:: Selected passage

# Stradic Failure - On the Water



## NKlamerus (Jan 4, 2016)

Never had this happen, "bail bolt" came off. 

I noticed my anti reverse had cut out, and all the sudden my bail would lift up.









Reverse threaded bolt came off, I tightened it back down, and then wrenched it with a 4" Crescent Wrench.









Is that enough? What caused it? 

Stradic Ci4+ 4000, about a year old? Use it for EVERYTHING. Fresh, salt, offshore. One of the heaviest used reels in the Klamerus Family, but it's washed every trip and oiled every 3 months.


----------



## kanaka (Oct 3, 2007)

Not your exact reel but same manuf...http://mail.tackletour.net/viewtopic.php?f=32&t=45083&start=0
And the bail is the wire thingy.  If you look at your second pic it says " magnumlite _ _ _ _ _"


----------



## ThaFish (Feb 27, 2013)

Probably about a third of reels straight out of the box have a loose nut holding the rotor on. Always check new reels before using them! 

I really don't think it should happen again bro, as long as you tightened it down good. 

Maybe Keith or Joe can shed some more light on this subject?


----------



## NKlamerus (Jan 4, 2016)

::::

What you will do:
[A] Decide whether each statement agrees with the thread about the Stradic failure: (i) the reel is washed after every trip, (ii) ThaFish says about half of reels straight out of the box have a loose rotor nut, (iii) the bolt that came off is reverse threaded. Answer yes or no for each and quote the deciding words of the thread.
[B] Extract every line of the rows that contains the word "opieką".

:: Data listing

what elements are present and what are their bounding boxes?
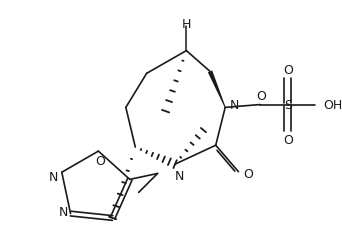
Text: H: H (182, 18, 191, 30)
Text: O: O (95, 154, 105, 167)
Polygon shape (208, 71, 226, 108)
Text: N: N (175, 169, 184, 182)
Text: O: O (284, 134, 293, 146)
Text: S: S (284, 99, 292, 112)
Text: O: O (256, 89, 266, 102)
Text: O: O (284, 64, 293, 77)
Text: N: N (49, 170, 58, 183)
Text: N: N (58, 205, 68, 218)
Text: O: O (243, 167, 253, 180)
Text: OH: OH (324, 99, 342, 112)
Text: N: N (230, 99, 239, 112)
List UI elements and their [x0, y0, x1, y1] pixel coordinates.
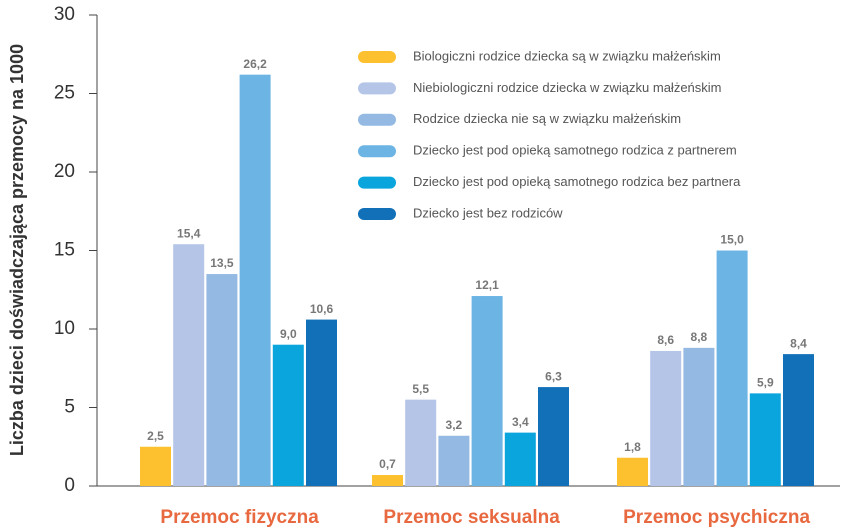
- x-tick-label: Przemoc fizyczna: [160, 507, 319, 528]
- y-tick-label: 5: [64, 397, 75, 418]
- bar: [206, 274, 238, 486]
- bar: [306, 319, 337, 486]
- y-tick-label: 20: [54, 161, 75, 182]
- bar: [140, 446, 171, 486]
- legend-label: Rodzice dziecka nie są w związku małżeńs…: [413, 111, 681, 126]
- legend-label: Dziecko jest pod opieką samotnego rodzic…: [413, 143, 737, 158]
- bar: [783, 354, 814, 486]
- value-label: 15,0: [720, 233, 744, 247]
- y-tick-label: 15: [54, 240, 75, 261]
- legend-label: Dziecko jest pod opieką samotnego rodzic…: [413, 174, 741, 189]
- value-label: 6,3: [545, 369, 562, 383]
- legend-swatch: [358, 145, 396, 158]
- y-tick-label: 30: [54, 4, 75, 25]
- value-label: 8,6: [657, 333, 674, 347]
- value-label: 1,8: [624, 440, 641, 454]
- value-label: 5,9: [757, 376, 774, 390]
- value-label: 12,1: [475, 278, 499, 292]
- value-label: 5,5: [412, 382, 429, 396]
- value-label: 26,2: [243, 57, 267, 71]
- bar: [272, 344, 304, 486]
- x-tick-label: Przemoc seksualna: [383, 507, 560, 528]
- bar: [650, 350, 682, 486]
- bar: [749, 393, 781, 486]
- value-label: 3,4: [512, 415, 529, 429]
- value-label: 3,2: [446, 418, 463, 432]
- y-tick-label: 25: [54, 83, 75, 104]
- legend-label: Biologiczni rodzice dziecka są w związku…: [413, 48, 721, 63]
- legend-label: Niebiologiczni rodzice dziecka w związku…: [413, 80, 722, 95]
- bar: [173, 244, 205, 486]
- bar: [372, 475, 403, 486]
- bar: [438, 435, 470, 486]
- value-label: 9,0: [280, 327, 297, 341]
- x-tick-label: Przemoc psychiczna: [623, 507, 810, 528]
- bar: [471, 296, 503, 486]
- legend-swatch: [358, 113, 396, 126]
- bar: [504, 432, 536, 486]
- y-tick-label: 0: [64, 475, 75, 496]
- bar: [617, 457, 648, 486]
- value-label: 2,5: [147, 429, 164, 443]
- value-label: 8,4: [790, 336, 807, 350]
- legend-swatch: [358, 208, 396, 220]
- legend-swatch: [358, 82, 396, 95]
- bar: [538, 387, 569, 486]
- value-label: 0,7: [379, 457, 396, 471]
- y-axis-label: Liczba dzieci doświadczająca przemocy na…: [7, 44, 27, 456]
- value-label: 8,8: [691, 330, 708, 344]
- legend-swatch: [358, 176, 396, 189]
- bar: [683, 347, 715, 486]
- bar: [405, 399, 437, 486]
- bar: [239, 74, 271, 486]
- value-label: 13,5: [210, 256, 234, 270]
- legend-label: Dziecko jest bez rodziców: [413, 205, 563, 220]
- bar: [716, 250, 748, 486]
- y-tick-label: 10: [54, 318, 75, 339]
- value-label: 10,6: [310, 302, 334, 316]
- legend-swatch: [358, 51, 396, 63]
- value-label: 15,4: [177, 226, 201, 240]
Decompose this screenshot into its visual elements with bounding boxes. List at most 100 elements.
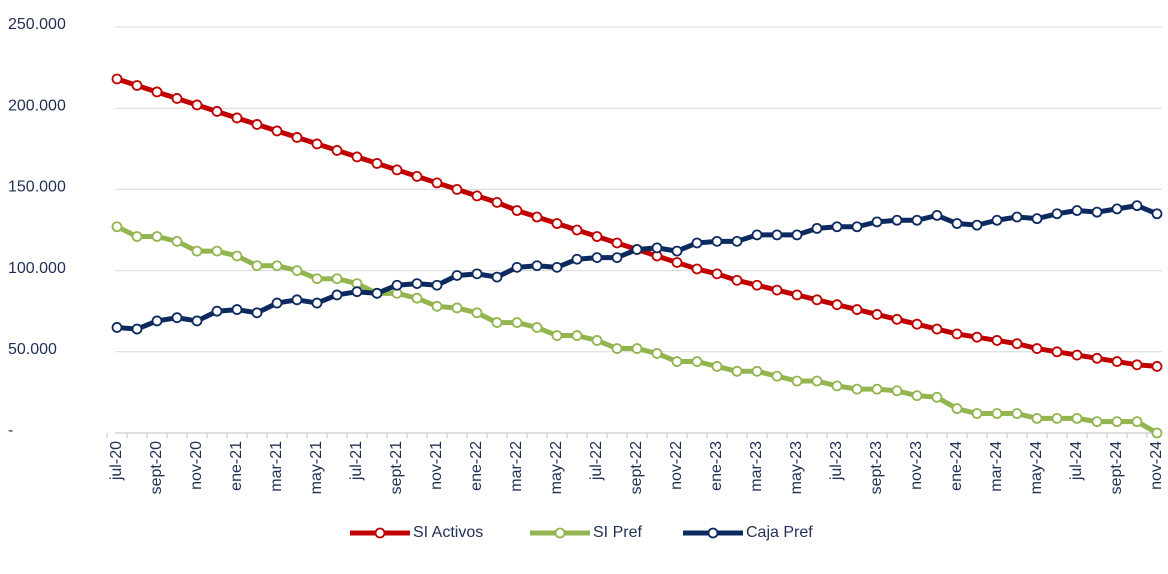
point: [371, 287, 383, 299]
point: [591, 335, 603, 346]
y-tick-label: 100.000: [8, 260, 66, 277]
point: [451, 302, 463, 314]
point: [991, 335, 1003, 346]
point: [331, 145, 343, 156]
point: [131, 323, 143, 335]
x-tick-label: jul-22: [588, 441, 605, 481]
point: [1091, 416, 1103, 428]
point: [811, 294, 823, 306]
point: [571, 330, 583, 341]
point: [1031, 343, 1043, 354]
x-tick-label: ene-22: [468, 441, 485, 491]
point: [691, 263, 703, 275]
point: [1151, 208, 1163, 220]
x-tick-label: may-24: [1028, 441, 1045, 494]
x-tick-label: nov-21: [428, 441, 445, 490]
point: [951, 403, 963, 415]
point: [771, 370, 783, 382]
x-tick-label: nov-23: [908, 441, 925, 490]
point: [531, 260, 543, 272]
point: [291, 132, 303, 143]
point: [291, 294, 303, 306]
legend-marker: [554, 527, 566, 539]
point: [611, 343, 623, 354]
point: [411, 292, 423, 304]
point: [751, 229, 763, 241]
y-tick-label: 200.000: [8, 97, 66, 114]
point: [1051, 346, 1063, 358]
point: [851, 221, 863, 233]
x-tick-label: sept-22: [628, 441, 645, 494]
point: [811, 375, 823, 387]
legend-label: SI Pref: [593, 524, 642, 541]
point: [471, 307, 483, 319]
x-tick-label: nov-24: [1148, 441, 1165, 490]
point: [911, 318, 923, 330]
point: [791, 289, 803, 301]
point: [1131, 200, 1143, 212]
point: [1011, 408, 1023, 419]
x-tick-label: mar-24: [988, 441, 1005, 492]
legend-marker: [707, 527, 719, 539]
point: [791, 375, 803, 387]
x-tick-label: may-21: [308, 441, 325, 494]
point: [111, 221, 123, 233]
point: [731, 235, 743, 247]
point: [971, 219, 983, 231]
point: [231, 112, 243, 124]
point: [791, 229, 803, 241]
point: [1111, 356, 1123, 367]
point: [111, 73, 123, 85]
point: [131, 231, 143, 242]
point: [831, 380, 843, 392]
point: [691, 237, 703, 249]
point: [931, 323, 943, 335]
point: [251, 307, 263, 319]
point: [1031, 213, 1043, 225]
point: [991, 214, 1003, 226]
point: [951, 218, 963, 229]
point: [211, 305, 223, 317]
point: [171, 93, 183, 104]
point: [611, 252, 623, 264]
y-tick-label: 250.000: [8, 16, 66, 33]
point: [1011, 211, 1023, 223]
x-tick-label: may-23: [788, 441, 805, 494]
point: [1131, 359, 1143, 371]
point: [1071, 349, 1083, 361]
x-tick-label: ene-23: [708, 441, 725, 491]
point: [551, 218, 563, 229]
point: [191, 315, 203, 327]
point: [691, 356, 703, 367]
point: [331, 289, 343, 301]
point: [1111, 203, 1123, 215]
point: [391, 279, 403, 291]
point: [831, 221, 843, 233]
point: [751, 279, 763, 291]
point: [231, 250, 243, 262]
point: [211, 106, 223, 117]
point: [431, 279, 443, 291]
point: [711, 361, 723, 372]
point: [271, 260, 283, 272]
legend-marker: [374, 527, 386, 539]
point: [871, 309, 883, 320]
point: [171, 235, 183, 247]
point: [1071, 412, 1083, 424]
point: [551, 330, 563, 341]
point: [271, 125, 283, 137]
point: [731, 274, 743, 286]
point: [571, 224, 583, 236]
x-tick-label: mar-21: [268, 441, 285, 492]
legend-label: Caja Pref: [746, 524, 813, 541]
point: [991, 408, 1003, 419]
point: [1051, 412, 1063, 424]
point: [651, 348, 663, 359]
point: [931, 209, 943, 221]
point: [371, 158, 383, 169]
point: [251, 260, 263, 272]
point: [631, 244, 643, 255]
y-tick-label: 150.000: [8, 179, 66, 196]
point: [471, 268, 483, 280]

::::

Outputs:
[A]
(i) Yes: "it's washed every trip and oiled every 3 months"
(ii) No: "Probably about a third of reels straight out of the box have a loose nut holding the rotor on."
(iii) Yes: "Reverse threaded bolt came off"

[B]
- legend-label: Dziecko jest pod opieką samotnego rodzic…: [413, 143, 737, 158]
- legend-label: Dziecko jest pod opieką samotnego rodzic…: [413, 174, 741, 189]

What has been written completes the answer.